▸ **EXERCISE GOAL**:
Every entry below must appear again, exactly as written.

* start *

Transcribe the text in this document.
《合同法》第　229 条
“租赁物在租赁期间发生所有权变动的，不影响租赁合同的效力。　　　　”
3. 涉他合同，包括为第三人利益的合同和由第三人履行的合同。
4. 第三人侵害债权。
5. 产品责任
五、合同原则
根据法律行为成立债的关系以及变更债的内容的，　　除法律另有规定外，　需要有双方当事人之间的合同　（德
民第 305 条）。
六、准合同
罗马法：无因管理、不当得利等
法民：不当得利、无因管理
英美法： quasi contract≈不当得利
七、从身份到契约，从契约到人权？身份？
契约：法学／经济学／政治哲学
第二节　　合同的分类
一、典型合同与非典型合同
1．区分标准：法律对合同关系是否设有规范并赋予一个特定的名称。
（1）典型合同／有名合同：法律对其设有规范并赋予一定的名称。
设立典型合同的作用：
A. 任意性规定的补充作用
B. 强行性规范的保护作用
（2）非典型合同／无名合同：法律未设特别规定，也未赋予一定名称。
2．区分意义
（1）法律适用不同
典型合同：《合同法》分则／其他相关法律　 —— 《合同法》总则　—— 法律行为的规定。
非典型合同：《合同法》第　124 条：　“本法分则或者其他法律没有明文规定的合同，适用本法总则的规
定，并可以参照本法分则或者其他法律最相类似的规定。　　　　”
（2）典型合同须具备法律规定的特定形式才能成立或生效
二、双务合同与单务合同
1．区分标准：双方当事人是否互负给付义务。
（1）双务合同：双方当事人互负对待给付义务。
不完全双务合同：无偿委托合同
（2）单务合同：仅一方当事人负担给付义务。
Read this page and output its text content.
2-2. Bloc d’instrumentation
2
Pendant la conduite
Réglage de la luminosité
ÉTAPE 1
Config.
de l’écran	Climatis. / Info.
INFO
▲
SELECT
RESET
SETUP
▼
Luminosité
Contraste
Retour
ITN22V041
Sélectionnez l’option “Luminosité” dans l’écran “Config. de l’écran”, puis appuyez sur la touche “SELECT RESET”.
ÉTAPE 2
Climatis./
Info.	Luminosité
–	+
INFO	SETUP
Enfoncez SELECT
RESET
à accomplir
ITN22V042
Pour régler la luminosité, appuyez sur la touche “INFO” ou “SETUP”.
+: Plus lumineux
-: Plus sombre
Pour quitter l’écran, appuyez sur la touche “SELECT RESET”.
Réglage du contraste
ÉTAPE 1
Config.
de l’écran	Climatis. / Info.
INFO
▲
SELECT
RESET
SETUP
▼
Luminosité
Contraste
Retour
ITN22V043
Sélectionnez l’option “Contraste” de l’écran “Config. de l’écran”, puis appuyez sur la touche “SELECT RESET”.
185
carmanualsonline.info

* end *

▸ **ANSWER TO THIS PROBLEM**:
Transcribe the text in this document.
《合同法》第　229 条
“租赁物在租赁期间发生所有权变动的，不影响租赁合同的效力。　　　　”
3. 涉他合同，包括为第三人利益的合同和由第三人履行的合同。
4. 第三人侵害债权。
5. 产品责任
五、合同原则
根据法律行为成立债的关系以及变更债的内容的，　　除法律另有规定外，　需要有双方当事人之间的合同　（德
民第 305 条）。
六、准合同
罗马法：无因管理、不当得利等
法民：不当得利、无因管理
英美法： quasi contract≈不当得利
七、从身份到契约，从契约到人权？身份？
契约：法学／经济学／政治哲学
第二节　　合同的分类
一、典型合同与非典型合同
1．区分标准：法律对合同关系是否设有规范并赋予一个特定的名称。
（1）典型合同／有名合同：法律对其设有规范并赋予一定的名称。
设立典型合同的作用：
A. 任意性规定的补充作用
B. 强行性规范的保护作用
（2）非典型合同／无名合同：法律未设特别规定，也未赋予一定名称。
2．区分意义
（1）法律适用不同
典型合同：《合同法》分则／其他相关法律　 —— 《合同法》总则　—— 法律行为的规定。
非典型合同：《合同法》第　124 条：　“本法分则或者其他法律没有明文规定的合同，适用本法总则的规
定，并可以参照本法分则或者其他法律最相类似的规定。　　　　”
（2）典型合同须具备法律规定的特定形式才能成立或生效
二、双务合同与单务合同
1．区分标准：双方当事人是否互负给付义务。
（1）双务合同：双方当事人互负对待给付义务。
不完全双务合同：无偿委托合同
（2）单务合同：仅一方当事人负担给付义务。
Read this page and output its text content.
2-2. Bloc d’instrumentation
2
Pendant la conduite
Réglage de la luminosité
ÉTAPE 1
Config.
de l’écran	Climatis. / Info.
INFO
▲
SELECT
RESET
SETUP
▼
Luminosité
Contraste
Retour
ITN22V041
Sélectionnez l’option “Luminosité” dans l’écran “Config. de l’écran”, puis appuyez sur la touche “SELECT RESET”.
ÉTAPE 2
Climatis./
Info.	Luminosité
–	+
INFO	SETUP
Enfoncez SELECT
RESET
à accomplir
ITN22V042
Pour régler la luminosité, appuyez sur la touche “INFO” ou “SETUP”.
+: Plus lumineux
-: Plus sombre
Pour quitter l’écran, appuyez sur la touche “SELECT RESET”.
Réglage du contraste
ÉTAPE 1
Config.
de l’écran	Climatis. / Info.
INFO
▲
SELECT
RESET
SETUP
▼
Luminosité
Contraste
Retour
ITN22V043
Sélectionnez l’option “Contraste” de l’écran “Config. de l’écran”, puis appuyez sur la touche “SELECT RESET”.
185
carmanualsonline.info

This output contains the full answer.